(Stored data entries)
◇ ◇ ◇ ◇
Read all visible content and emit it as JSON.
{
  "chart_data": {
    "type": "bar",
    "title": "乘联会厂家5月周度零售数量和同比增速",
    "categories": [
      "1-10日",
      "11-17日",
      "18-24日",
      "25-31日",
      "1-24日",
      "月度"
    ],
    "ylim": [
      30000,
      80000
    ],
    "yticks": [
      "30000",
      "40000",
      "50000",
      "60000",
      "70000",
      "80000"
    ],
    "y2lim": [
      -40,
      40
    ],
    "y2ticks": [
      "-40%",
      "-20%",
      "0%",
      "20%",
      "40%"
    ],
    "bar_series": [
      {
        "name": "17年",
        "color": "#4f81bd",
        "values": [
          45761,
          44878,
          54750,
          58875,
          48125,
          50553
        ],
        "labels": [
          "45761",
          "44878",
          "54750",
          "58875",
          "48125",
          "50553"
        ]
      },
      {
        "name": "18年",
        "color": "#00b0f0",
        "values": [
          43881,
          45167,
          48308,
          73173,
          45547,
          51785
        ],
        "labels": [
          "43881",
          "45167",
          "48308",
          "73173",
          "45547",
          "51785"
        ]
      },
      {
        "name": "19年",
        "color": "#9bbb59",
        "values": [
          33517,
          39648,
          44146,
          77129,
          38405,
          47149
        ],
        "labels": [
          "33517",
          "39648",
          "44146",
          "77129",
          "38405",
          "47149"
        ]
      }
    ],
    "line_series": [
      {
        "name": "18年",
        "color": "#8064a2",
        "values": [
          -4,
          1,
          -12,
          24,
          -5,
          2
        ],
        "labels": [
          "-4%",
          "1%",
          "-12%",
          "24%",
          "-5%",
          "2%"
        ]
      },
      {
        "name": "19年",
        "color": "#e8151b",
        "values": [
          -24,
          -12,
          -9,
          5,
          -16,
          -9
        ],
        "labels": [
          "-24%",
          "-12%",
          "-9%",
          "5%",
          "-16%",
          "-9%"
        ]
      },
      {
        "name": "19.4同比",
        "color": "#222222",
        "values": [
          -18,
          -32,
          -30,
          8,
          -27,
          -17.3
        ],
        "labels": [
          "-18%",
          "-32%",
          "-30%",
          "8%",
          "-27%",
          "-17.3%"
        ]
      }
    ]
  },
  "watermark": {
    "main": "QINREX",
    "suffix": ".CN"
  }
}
◇ ◇ ◇ ◇
(Work instructions)
From the data above, pick out each line containing "color" and copy it.

(Exercise result)
        "color": "#4f81bd",
        "color": "#00b0f0",
        "color": "#9bbb59",
        "color": "#8064a2",
        "color": "#e8151b",
        "color": "#222222",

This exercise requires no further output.